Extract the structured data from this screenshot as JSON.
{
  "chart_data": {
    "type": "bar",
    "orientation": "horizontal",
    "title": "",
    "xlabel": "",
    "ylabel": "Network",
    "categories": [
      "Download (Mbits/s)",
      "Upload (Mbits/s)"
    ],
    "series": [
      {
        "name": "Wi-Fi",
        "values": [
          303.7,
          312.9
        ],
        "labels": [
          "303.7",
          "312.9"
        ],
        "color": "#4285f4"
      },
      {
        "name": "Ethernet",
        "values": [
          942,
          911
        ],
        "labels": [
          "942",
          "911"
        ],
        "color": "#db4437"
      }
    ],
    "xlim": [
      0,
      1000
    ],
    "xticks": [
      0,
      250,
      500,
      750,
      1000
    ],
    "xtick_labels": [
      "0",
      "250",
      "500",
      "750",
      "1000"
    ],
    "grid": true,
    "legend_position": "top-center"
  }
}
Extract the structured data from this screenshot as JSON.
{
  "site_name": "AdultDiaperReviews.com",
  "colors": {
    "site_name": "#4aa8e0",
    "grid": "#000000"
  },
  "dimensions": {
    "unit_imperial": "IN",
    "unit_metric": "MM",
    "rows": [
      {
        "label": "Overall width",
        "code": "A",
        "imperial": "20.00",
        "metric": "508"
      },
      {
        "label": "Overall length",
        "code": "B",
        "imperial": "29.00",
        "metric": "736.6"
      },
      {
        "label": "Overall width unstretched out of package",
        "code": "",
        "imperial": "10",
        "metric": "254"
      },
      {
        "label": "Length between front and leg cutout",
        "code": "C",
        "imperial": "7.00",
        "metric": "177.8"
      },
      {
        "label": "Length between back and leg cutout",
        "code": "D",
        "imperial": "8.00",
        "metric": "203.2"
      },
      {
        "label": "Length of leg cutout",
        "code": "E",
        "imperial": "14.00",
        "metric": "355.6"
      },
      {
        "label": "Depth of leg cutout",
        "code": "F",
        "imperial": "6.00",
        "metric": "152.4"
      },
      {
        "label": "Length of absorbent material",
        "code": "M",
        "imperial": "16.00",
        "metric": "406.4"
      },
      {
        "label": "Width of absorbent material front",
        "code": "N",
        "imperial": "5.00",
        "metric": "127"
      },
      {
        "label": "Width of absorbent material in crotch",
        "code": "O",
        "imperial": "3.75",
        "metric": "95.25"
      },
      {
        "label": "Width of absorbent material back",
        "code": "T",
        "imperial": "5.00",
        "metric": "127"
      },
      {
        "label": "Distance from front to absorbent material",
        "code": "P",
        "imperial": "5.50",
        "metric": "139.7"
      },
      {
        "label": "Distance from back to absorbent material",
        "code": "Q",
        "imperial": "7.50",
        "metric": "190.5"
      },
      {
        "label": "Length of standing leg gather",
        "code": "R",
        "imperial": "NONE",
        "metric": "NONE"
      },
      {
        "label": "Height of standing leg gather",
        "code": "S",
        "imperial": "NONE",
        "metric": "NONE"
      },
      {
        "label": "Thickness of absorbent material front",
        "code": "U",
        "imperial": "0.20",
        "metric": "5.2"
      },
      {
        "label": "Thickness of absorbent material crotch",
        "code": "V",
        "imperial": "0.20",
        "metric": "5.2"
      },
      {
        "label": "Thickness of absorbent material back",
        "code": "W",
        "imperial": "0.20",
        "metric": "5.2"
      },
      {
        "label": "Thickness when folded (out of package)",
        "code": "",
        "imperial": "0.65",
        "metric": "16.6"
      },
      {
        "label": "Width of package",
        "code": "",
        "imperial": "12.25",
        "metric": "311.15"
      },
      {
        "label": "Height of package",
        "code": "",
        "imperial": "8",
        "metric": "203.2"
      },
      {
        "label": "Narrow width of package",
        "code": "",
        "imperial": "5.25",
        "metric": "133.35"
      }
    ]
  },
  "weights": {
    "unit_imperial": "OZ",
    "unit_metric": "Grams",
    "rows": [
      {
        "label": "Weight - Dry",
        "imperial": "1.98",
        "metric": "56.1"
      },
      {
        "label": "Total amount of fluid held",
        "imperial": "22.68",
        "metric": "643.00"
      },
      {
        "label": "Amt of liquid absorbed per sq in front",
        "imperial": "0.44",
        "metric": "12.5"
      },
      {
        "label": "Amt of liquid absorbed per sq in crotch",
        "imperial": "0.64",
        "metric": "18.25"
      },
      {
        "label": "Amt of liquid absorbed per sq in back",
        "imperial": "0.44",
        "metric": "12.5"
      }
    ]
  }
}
◆ ◆ ◆
■ INSTRUCTIONS FOR THE TASK
Write every record out again, unaltered.

■ THE OUTPUT
Extract the structured data from this screenshot as JSON.
{
  "chart_data": {
    "type": "bar",
    "orientation": "horizontal",
    "title": "",
    "xlabel": "",
    "ylabel": "Network",
    "categories": [
      "Download (Mbits/s)",
      "Upload (Mbits/s)"
    ],
    "series": [
      {
        "name": "Wi-Fi",
        "values": [
          303.7,
          312.9
        ],
        "labels": [
          "303.7",
          "312.9"
        ],
        "color": "#4285f4"
      },
      {
        "name": "Ethernet",
        "values": [
          942,
          911
        ],
        "labels": [
          "942",
          "911"
        ],
        "color": "#db4437"
      }
    ],
    "xlim": [
      0,
      1000
    ],
    "xticks": [
      0,
      250,
      500,
      750,
      1000
    ],
    "xtick_labels": [
      "0",
      "250",
      "500",
      "750",
      "1000"
    ],
    "grid": true,
    "legend_position": "top-center"
  }
}
Extract the structured data from this screenshot as JSON.
{
  "site_name": "AdultDiaperReviews.com",
  "colors": {
    "site_name": "#4aa8e0",
    "grid": "#000000"
  },
  "dimensions": {
    "unit_imperial": "IN",
    "unit_metric": "MM",
    "rows": [
      {
        "label": "Overall width",
        "code": "A",
        "imperial": "20.00",
        "metric": "508"
      },
      {
        "label": "Overall length",
        "code": "B",
        "imperial": "29.00",
        "metric": "736.6"
      },
      {
        "label": "Overall width unstretched out of package",
        "code": "",
        "imperial": "10",
        "metric": "254"
      },
      {
        "label": "Length between front and leg cutout",
        "code": "C",
        "imperial": "7.00",
        "metric": "177.8"
      },
      {
        "label": "Length between back and leg cutout",
        "code": "D",
        "imperial": "8.00",
        "metric": "203.2"
      },
      {
        "label": "Length of leg cutout",
        "code": "E",
        "imperial": "14.00",
        "metric": "355.6"
      },
      {
        "label": "Depth of leg cutout",
        "code": "F",
        "imperial": "6.00",
        "metric": "152.4"
      },
      {
        "label": "Length of absorbent material",
        "code": "M",
        "imperial": "16.00",
        "metric": "406.4"
      },
      {
        "label": "Width of absorbent material front",
        "code": "N",
        "imperial": "5.00",
        "metric": "127"
      },
      {
        "label": "Width of absorbent material in crotch",
        "code": "O",
        "imperial": "3.75",
        "metric": "95.25"
      },
      {
        "label": "Width of absorbent material back",
        "code": "T",
        "imperial": "5.00",
        "metric": "127"
      },
      {
        "label": "Distance from front to absorbent material",
        "code": "P",
        "imperial": "5.50",
        "metric": "139.7"
      },
      {
        "label": "Distance from back to absorbent material",
        "code": "Q",
        "imperial": "7.50",
        "metric": "190.5"
      },
      {
        "label": "Length of standing leg gather",
        "code": "R",
        "imperial": "NONE",
        "metric": "NONE"
      },
      {
        "label": "Height of standing leg gather",
        "code": "S",
        "imperial": "NONE",
        "metric": "NONE"
      },
      {
        "label": "Thickness of absorbent material front",
        "code": "U",
        "imperial": "0.20",
        "metric": "5.2"
      },
      {
        "label": "Thickness of absorbent material crotch",
        "code": "V",
        "imperial": "0.20",
        "metric": "5.2"
      },
      {
        "label": "Thickness of absorbent material back",
        "code": "W",
        "imperial": "0.20",
        "metric": "5.2"
      },
      {
        "label": "Thickness when folded (out of package)",
        "code": "",
        "imperial": "0.65",
        "metric": "16.6"
      },
      {
        "label": "Width of package",
        "code": "",
        "imperial": "12.25",
        "metric": "311.15"
      },
      {
        "label": "Height of package",
        "code": "",
        "imperial": "8",
        "metric": "203.2"
      },
      {
        "label": "Narrow width of package",
        "code": "",
        "imperial": "5.25",
        "metric": "133.35"
      }
    ]
  },
  "weights": {
    "unit_imperial": "OZ",
    "unit_metric": "Grams",
    "rows": [
      {
        "label": "Weight - Dry",
        "imperial": "1.98",
        "metric": "56.1"
      },
      {
        "label": "Total amount of fluid held",
        "imperial": "22.68",
        "metric": "643.00"
      },
      {
        "label": "Amt of liquid absorbed per sq in front",
        "imperial": "0.44",
        "metric": "12.5"
      },
      {
        "label": "Amt of liquid absorbed per sq in crotch",
        "imperial": "0.64",
        "metric": "18.25"
      },
      {
        "label": "Amt of liquid absorbed per sq in back",
        "imperial": "0.44",
        "metric": "12.5"
      }
    ]
  }
}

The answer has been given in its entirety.